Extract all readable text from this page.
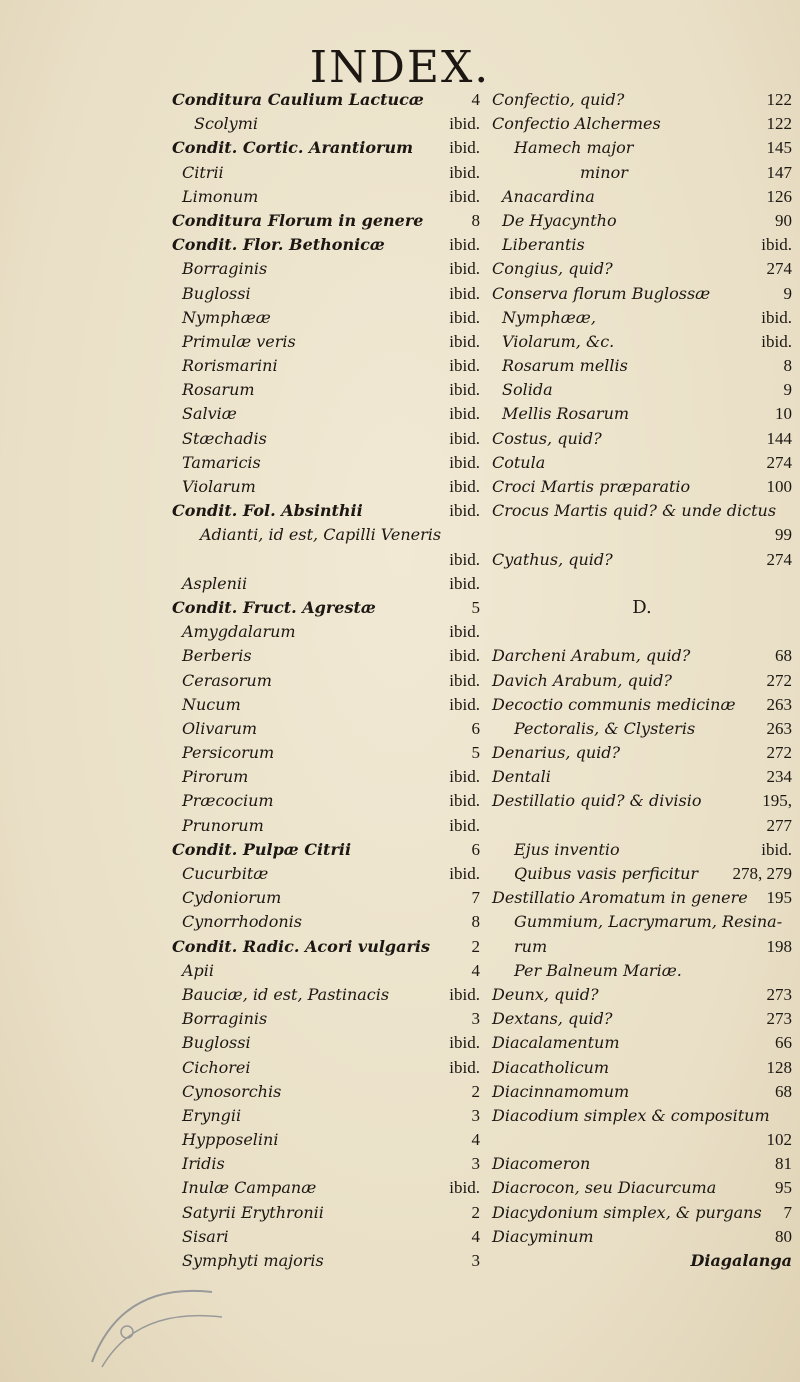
INDEX.
Conditura Caulium Lactucæ	4
Scolymi	ibid.
Condit. Cortic. Arantiorum ibid.
Citrii	ibid.
Limonum	ibid.
Conditura Florum in genere	8
Condit. Flor. Bethonicæ	ibid.
Borraginis	ibid.
Buglossi	ibid.
Nymphææ	ibid.
Primulæ veris	ibid.
Rorismarini	ibid.
Rosarum	ibid.
Salviæ	ibid.
Stæchadis	ibid.
Tamaricis	ibid.
Violarum	ibid.
Condit. Fol. Absinthii	ibid.
Adianti, id est, Capilli Veneris
ibid.
Asplenii	ibid.
Condit. Fruct. Agrestæ	5
Amygdalarum	ibid.
Berberis	ibid.
Cerasorum	ibid.
Nucum	ibid.
Olivarum	6
Persicorum	5
Pirorum	ibid.
Præcocium	ibid.
Prunorum	ibid.
Condit. Pulpæ Citrii	6
Cucurbitæ	ibid.
Cydoniorum	7
Cynorrhodonis	8
Condit. Radic. Acori vulgaris 2
Apii	4
Bauciæ, id est, Pastinacis	ibid.
Borraginis	3
Buglossi	ibid.
Cichorei	ibid.
Cynosorchis	2
Eryngii	3
Hypposelini	4
Iridis	3
Inulæ Campanæ	ibid.
Satyrii Erythronii	2
Sisari	4
Symphyti majoris	3
Confectio, quid?	122
Confectio Alchermes	122
Hamech major	145
minor	147
Anacardina	126
De Hyacyntho	90
Liberantis	ibid.
Congius, quid?	274
Conserva florum Buglossæ	9
Nymphææ,	ibid.
Violarum, &c.	ibid.
Rosarum mellis	8
Solida	9
Mellis Rosarum	10
Costus, quid?	144
Cotula	274
Croci Martis præparatio	100
Crocus Martis quid? & unde dictus
99
Cyathus, quid?	274
D.
Darcheni Arabum, quid?	68
Davich Arabum, quid?	272
Decoctio communis medicinæ 263
Pectoralis, & Clysteris	263
Denarius, quid?	272
Dentali	234
Destillatio quid? & divisio	195,
277
Ejus inventio	ibid.
Quibus vasis perficitur 278, 279
Destillatio Aromatum in genere 195
Gummium, Lacrymarum, Resina-
rum	198
Per Balneum Mariæ.
Deunx, quid?	273
Dextans, quid?	273
Diacalamentum	66
Diacatholicum	128
Diacinnamomum	68
Diacodium simplex & compositum
102
Diacomeron	81
Diacrocon, seu Diacurcuma	95
Diacydonium simplex, & purgans 7
Diacyminum	80
Diagalanga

Set exercise :: Check each line above for the string "quid" and show the ones that have it.

Complete response ::
Confectio, quid?	122
Congius, quid?	274
Costus, quid?	144
Crocus Martis quid? & unde dictus
Cyathus, quid?	274
Darcheni Arabum, quid?	68
Davich Arabum, quid?	272
Denarius, quid?	272
Destillatio quid? & divisio	195,
Deunx, quid?	273
Dextans, quid?	273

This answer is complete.